## Exercise task
Reproduce each line of the listing exactly.

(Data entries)
════════════════════

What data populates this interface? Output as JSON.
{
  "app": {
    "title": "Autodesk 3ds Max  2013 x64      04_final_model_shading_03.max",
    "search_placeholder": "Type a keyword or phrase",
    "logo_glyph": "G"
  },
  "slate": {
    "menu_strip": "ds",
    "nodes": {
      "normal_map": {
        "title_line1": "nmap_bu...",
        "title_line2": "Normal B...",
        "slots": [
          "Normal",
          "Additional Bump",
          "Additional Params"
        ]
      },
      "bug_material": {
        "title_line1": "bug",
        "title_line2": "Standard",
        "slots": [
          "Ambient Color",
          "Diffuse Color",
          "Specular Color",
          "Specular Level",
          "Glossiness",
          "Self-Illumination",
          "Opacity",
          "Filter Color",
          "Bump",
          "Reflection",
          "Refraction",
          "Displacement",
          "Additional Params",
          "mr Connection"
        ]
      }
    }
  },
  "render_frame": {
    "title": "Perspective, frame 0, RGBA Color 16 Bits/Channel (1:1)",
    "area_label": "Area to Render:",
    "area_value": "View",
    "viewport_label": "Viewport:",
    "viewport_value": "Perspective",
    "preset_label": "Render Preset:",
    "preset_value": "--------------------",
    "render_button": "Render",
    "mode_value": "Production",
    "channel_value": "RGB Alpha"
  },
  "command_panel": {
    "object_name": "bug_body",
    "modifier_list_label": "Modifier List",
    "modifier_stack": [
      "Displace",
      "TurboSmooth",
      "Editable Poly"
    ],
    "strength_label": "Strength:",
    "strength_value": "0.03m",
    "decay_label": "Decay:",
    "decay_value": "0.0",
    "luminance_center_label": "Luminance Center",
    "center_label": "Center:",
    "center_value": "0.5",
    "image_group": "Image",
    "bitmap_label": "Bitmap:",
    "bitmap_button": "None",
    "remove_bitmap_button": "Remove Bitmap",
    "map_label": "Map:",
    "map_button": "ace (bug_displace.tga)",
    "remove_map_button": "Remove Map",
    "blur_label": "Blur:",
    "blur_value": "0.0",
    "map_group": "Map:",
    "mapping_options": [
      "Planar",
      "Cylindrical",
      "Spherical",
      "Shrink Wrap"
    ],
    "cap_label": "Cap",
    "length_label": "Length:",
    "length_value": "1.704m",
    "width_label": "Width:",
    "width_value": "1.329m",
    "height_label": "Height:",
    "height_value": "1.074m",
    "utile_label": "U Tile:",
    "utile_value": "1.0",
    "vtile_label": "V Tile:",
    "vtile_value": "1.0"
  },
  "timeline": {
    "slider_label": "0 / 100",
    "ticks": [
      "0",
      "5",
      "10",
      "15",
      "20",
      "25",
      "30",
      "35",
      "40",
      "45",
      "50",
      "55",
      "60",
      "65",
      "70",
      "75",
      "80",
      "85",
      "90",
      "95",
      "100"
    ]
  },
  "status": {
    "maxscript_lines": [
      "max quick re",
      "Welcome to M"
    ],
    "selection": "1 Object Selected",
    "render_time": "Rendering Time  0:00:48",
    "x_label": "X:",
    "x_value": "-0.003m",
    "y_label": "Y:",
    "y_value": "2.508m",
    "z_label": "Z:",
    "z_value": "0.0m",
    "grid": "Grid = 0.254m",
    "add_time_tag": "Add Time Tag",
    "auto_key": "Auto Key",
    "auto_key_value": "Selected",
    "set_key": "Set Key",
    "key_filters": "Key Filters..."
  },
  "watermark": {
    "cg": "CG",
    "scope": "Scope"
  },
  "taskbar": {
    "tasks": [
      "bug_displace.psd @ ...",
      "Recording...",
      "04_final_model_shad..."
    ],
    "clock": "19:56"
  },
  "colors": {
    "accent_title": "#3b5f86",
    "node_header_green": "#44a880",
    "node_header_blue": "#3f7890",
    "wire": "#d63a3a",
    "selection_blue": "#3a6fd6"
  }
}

════════════════════

## Written response
What data populates this interface? Output as JSON.
{
  "app": {
    "title": "Autodesk 3ds Max  2013 x64      04_final_model_shading_03.max",
    "search_placeholder": "Type a keyword or phrase",
    "logo_glyph": "G"
  },
  "slate": {
    "menu_strip": "ds",
    "nodes": {
      "normal_map": {
        "title_line1": "nmap_bu...",
        "title_line2": "Normal B...",
        "slots": [
          "Normal",
          "Additional Bump",
          "Additional Params"
        ]
      },
      "bug_material": {
        "title_line1": "bug",
        "title_line2": "Standard",
        "slots": [
          "Ambient Color",
          "Diffuse Color",
          "Specular Color",
          "Specular Level",
          "Glossiness",
          "Self-Illumination",
          "Opacity",
          "Filter Color",
          "Bump",
          "Reflection",
          "Refraction",
          "Displacement",
          "Additional Params",
          "mr Connection"
        ]
      }
    }
  },
  "render_frame": {
    "title": "Perspective, frame 0, RGBA Color 16 Bits/Channel (1:1)",
    "area_label": "Area to Render:",
    "area_value": "View",
    "viewport_label": "Viewport:",
    "viewport_value": "Perspective",
    "preset_label": "Render Preset:",
    "preset_value": "--------------------",
    "render_button": "Render",
    "mode_value": "Production",
    "channel_value": "RGB Alpha"
  },
  "command_panel": {
    "object_name": "bug_body",
    "modifier_list_label": "Modifier List",
    "modifier_stack": [
      "Displace",
      "TurboSmooth",
      "Editable Poly"
    ],
    "strength_label": "Strength:",
    "strength_value": "0.03m",
    "decay_label": "Decay:",
    "decay_value": "0.0",
    "luminance_center_label": "Luminance Center",
    "center_label": "Center:",
    "center_value": "0.5",
    "image_group": "Image",
    "bitmap_label": "Bitmap:",
    "bitmap_button": "None",
    "remove_bitmap_button": "Remove Bitmap",
    "map_label": "Map:",
    "map_button": "ace (bug_displace.tga)",
    "remove_map_button": "Remove Map",
    "blur_label": "Blur:",
    "blur_value": "0.0",
    "map_group": "Map:",
    "mapping_options": [
      "Planar",
      "Cylindrical",
      "Spherical",
      "Shrink Wrap"
    ],
    "cap_label": "Cap",
    "length_label": "Length:",
    "length_value": "1.704m",
    "width_label": "Width:",
    "width_value": "1.329m",
    "height_label": "Height:",
    "height_value": "1.074m",
    "utile_label": "U Tile:",
    "utile_value": "1.0",
    "vtile_label": "V Tile:",
    "vtile_value": "1.0"
  },
  "timeline": {
    "slider_label": "0 / 100",
    "ticks": [
      "0",
      "5",
      "10",
      "15",
      "20",
      "25",
      "30",
      "35",
      "40",
      "45",
      "50",
      "55",
      "60",
      "65",
      "70",
      "75",
      "80",
      "85",
      "90",
      "95",
      "100"
    ]
  },
  "status": {
    "maxscript_lines": [
      "max quick re",
      "Welcome to M"
    ],
    "selection": "1 Object Selected",
    "render_time": "Rendering Time  0:00:48",
    "x_label": "X:",
    "x_value": "-0.003m",
    "y_label": "Y:",
    "y_value": "2.508m",
    "z_label": "Z:",
    "z_value": "0.0m",
    "grid": "Grid = 0.254m",
    "add_time_tag": "Add Time Tag",
    "auto_key": "Auto Key",
    "auto_key_value": "Selected",
    "set_key": "Set Key",
    "key_filters": "Key Filters..."
  },
  "watermark": {
    "cg": "CG",
    "scope": "Scope"
  },
  "taskbar": {
    "tasks": [
      "bug_displace.psd @ ...",
      "Recording...",
      "04_final_model_shad..."
    ],
    "clock": "19:56"
  },
  "colors": {
    "accent_title": "#3b5f86",
    "node_header_green": "#44a880",
    "node_header_blue": "#3f7890",
    "wire": "#d63a3a",
    "selection_blue": "#3a6fd6"
  }
}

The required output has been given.